* Start RECORDS FOR THIS EXERCISE *
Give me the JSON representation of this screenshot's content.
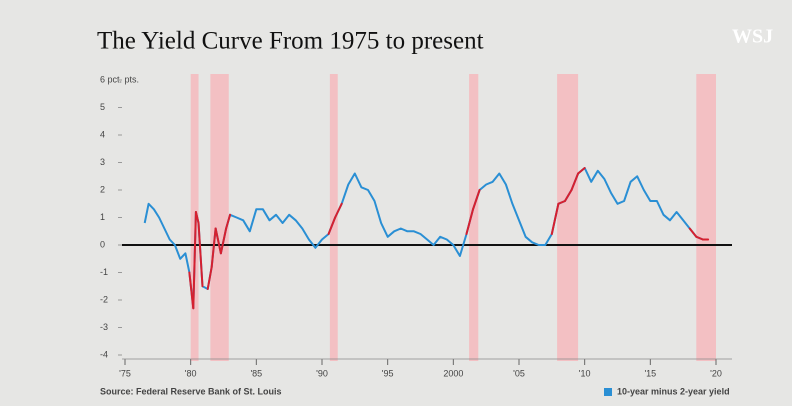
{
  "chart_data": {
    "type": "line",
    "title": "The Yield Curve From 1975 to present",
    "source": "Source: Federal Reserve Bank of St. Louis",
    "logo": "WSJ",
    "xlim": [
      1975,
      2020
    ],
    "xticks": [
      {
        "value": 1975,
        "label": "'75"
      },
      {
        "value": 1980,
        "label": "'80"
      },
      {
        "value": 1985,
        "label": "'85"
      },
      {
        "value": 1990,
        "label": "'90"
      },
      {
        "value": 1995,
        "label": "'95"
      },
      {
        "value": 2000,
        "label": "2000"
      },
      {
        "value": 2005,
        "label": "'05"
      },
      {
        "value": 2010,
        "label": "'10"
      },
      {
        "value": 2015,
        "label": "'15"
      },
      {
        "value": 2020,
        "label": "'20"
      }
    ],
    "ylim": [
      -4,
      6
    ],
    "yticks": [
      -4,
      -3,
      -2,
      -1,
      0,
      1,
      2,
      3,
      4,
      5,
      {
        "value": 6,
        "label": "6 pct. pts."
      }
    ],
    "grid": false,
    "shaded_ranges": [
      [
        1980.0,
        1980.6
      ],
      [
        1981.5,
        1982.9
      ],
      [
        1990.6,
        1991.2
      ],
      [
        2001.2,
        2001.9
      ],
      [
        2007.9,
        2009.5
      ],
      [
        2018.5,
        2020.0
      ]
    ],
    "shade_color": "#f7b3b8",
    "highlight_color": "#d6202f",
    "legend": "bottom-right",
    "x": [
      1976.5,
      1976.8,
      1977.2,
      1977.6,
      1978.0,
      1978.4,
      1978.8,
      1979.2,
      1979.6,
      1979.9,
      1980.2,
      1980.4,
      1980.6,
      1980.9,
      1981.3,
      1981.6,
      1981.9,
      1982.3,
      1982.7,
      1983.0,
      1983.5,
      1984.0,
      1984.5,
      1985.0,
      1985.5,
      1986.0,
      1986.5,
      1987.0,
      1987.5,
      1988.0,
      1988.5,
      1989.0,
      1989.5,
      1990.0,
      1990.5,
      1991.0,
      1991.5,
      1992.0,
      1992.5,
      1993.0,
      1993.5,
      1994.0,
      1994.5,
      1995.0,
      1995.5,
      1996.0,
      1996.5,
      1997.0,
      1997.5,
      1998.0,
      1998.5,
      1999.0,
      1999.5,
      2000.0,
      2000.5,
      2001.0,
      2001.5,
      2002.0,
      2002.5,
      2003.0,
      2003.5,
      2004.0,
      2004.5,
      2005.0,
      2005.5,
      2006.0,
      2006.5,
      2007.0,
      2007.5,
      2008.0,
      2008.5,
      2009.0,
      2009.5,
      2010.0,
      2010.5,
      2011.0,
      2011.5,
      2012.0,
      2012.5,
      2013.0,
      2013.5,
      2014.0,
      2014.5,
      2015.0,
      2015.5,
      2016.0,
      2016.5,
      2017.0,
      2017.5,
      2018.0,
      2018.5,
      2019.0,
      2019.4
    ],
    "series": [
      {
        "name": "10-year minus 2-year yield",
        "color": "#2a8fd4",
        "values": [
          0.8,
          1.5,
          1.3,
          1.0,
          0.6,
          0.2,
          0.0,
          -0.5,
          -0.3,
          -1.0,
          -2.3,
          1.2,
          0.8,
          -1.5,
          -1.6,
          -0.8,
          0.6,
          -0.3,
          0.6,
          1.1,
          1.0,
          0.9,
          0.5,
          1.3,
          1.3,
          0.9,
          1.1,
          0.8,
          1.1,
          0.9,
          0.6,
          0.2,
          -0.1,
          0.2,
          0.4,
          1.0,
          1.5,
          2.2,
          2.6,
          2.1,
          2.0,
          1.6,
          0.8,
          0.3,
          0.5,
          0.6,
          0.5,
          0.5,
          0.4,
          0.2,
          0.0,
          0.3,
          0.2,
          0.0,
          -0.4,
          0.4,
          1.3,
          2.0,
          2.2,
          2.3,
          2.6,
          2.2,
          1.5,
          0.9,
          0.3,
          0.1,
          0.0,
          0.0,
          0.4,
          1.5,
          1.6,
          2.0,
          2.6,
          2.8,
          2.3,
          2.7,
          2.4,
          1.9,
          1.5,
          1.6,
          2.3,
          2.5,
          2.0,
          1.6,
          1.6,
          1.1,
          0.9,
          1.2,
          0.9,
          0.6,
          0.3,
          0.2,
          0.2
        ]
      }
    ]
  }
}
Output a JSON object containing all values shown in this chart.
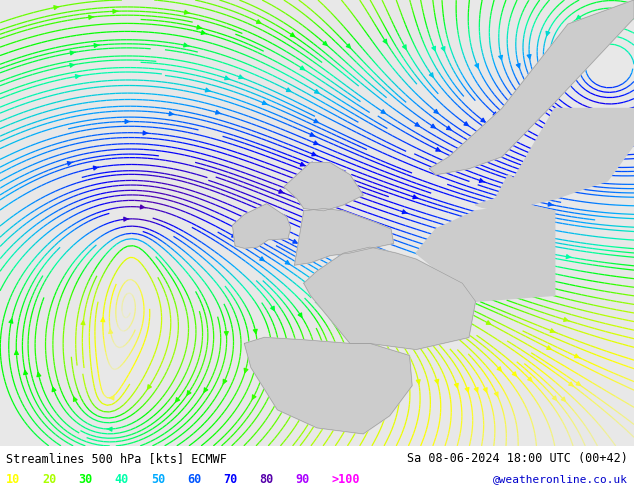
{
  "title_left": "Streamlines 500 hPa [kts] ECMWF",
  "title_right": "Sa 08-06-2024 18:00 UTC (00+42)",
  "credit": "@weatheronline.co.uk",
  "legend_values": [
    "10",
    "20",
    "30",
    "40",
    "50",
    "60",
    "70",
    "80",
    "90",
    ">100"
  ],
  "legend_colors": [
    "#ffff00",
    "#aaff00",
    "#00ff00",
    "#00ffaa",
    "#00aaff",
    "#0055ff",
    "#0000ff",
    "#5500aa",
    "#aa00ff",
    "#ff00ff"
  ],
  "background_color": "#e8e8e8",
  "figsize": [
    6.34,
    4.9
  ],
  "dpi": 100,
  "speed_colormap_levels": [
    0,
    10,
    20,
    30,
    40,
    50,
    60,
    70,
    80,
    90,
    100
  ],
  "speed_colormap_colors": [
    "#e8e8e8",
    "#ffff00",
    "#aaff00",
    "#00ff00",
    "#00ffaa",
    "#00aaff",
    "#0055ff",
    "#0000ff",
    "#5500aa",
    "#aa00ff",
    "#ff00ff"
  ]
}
* End RECORDS FOR THIS EXERCISE *
* Start RECORDS FOR THIS EXERCISE *
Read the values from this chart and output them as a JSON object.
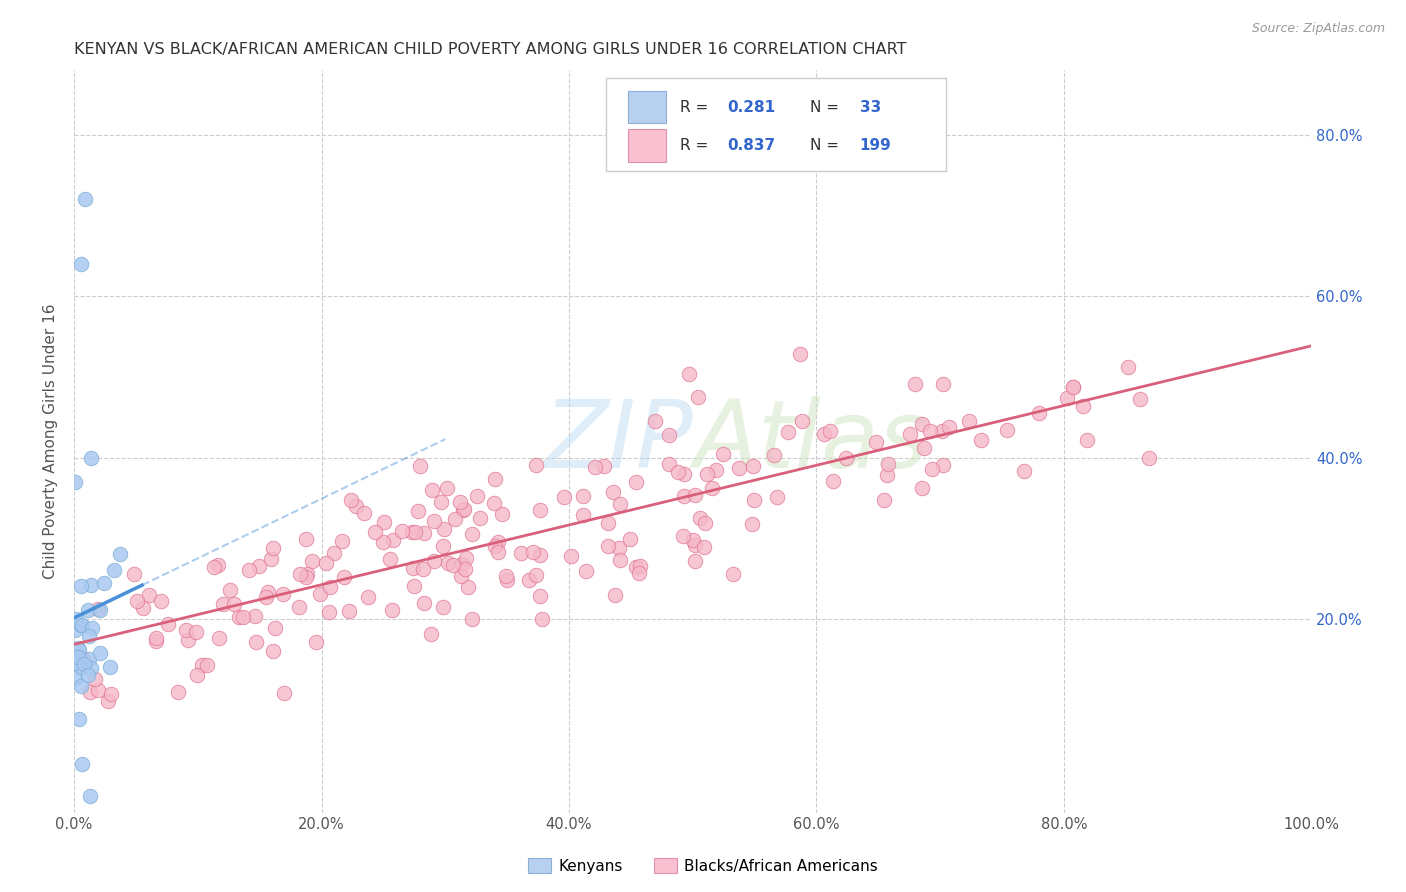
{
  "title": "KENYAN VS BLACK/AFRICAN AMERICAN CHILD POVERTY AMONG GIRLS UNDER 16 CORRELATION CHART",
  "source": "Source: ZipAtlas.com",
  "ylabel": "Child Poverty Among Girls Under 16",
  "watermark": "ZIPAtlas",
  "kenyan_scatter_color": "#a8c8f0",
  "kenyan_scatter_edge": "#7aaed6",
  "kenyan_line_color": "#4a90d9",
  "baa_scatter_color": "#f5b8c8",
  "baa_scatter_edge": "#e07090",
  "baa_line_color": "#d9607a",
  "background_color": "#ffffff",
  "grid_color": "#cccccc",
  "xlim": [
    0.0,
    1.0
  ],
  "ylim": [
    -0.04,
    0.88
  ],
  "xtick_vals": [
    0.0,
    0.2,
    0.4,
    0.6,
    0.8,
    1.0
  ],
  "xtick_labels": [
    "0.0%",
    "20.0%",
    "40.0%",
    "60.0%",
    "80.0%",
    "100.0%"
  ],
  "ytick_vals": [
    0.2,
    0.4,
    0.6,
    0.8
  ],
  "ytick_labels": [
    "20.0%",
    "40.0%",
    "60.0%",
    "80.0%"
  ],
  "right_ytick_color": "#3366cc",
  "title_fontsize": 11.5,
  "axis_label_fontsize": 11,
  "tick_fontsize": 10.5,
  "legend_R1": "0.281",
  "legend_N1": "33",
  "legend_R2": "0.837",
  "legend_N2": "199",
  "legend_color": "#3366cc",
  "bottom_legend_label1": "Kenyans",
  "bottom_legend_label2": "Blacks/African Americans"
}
* End RECORDS FOR THIS EXERCISE *
* Start RECORDS FOR THIS EXERCISE *
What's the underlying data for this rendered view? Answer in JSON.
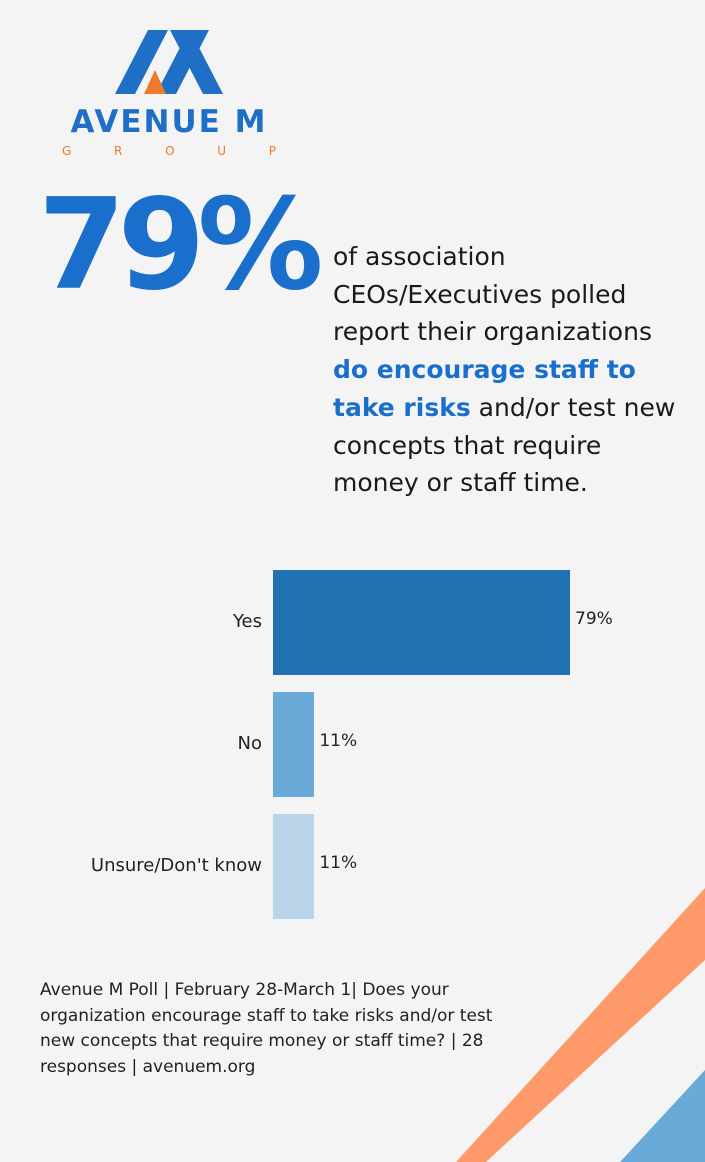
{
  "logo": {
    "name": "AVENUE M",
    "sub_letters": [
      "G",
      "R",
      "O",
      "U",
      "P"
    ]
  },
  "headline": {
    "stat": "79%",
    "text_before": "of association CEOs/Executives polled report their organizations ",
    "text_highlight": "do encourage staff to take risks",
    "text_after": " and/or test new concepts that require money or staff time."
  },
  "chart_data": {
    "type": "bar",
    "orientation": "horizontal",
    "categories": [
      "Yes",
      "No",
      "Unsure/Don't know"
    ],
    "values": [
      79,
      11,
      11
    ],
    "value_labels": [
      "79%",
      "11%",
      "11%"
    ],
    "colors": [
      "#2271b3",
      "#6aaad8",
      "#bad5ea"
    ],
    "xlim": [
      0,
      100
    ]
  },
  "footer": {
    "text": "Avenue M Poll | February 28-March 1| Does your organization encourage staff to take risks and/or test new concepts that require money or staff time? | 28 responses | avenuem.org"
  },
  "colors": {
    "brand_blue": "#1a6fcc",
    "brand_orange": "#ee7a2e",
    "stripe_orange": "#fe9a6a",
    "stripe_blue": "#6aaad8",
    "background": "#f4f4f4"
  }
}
* End RECORDS FOR THIS EXERCISE *
- TASK DIRECTIONS -
Copy out each line of the entries that holds "money".

- ANSWER BELOW -
    "text_after": " and/or test new concepts that require money or staff time."
    "text": "Avenue M Poll | February 28-March 1| Does your organization encourage staff to take risks and/or test new concepts that require money or staff time? | 28 responses | avenuem.org"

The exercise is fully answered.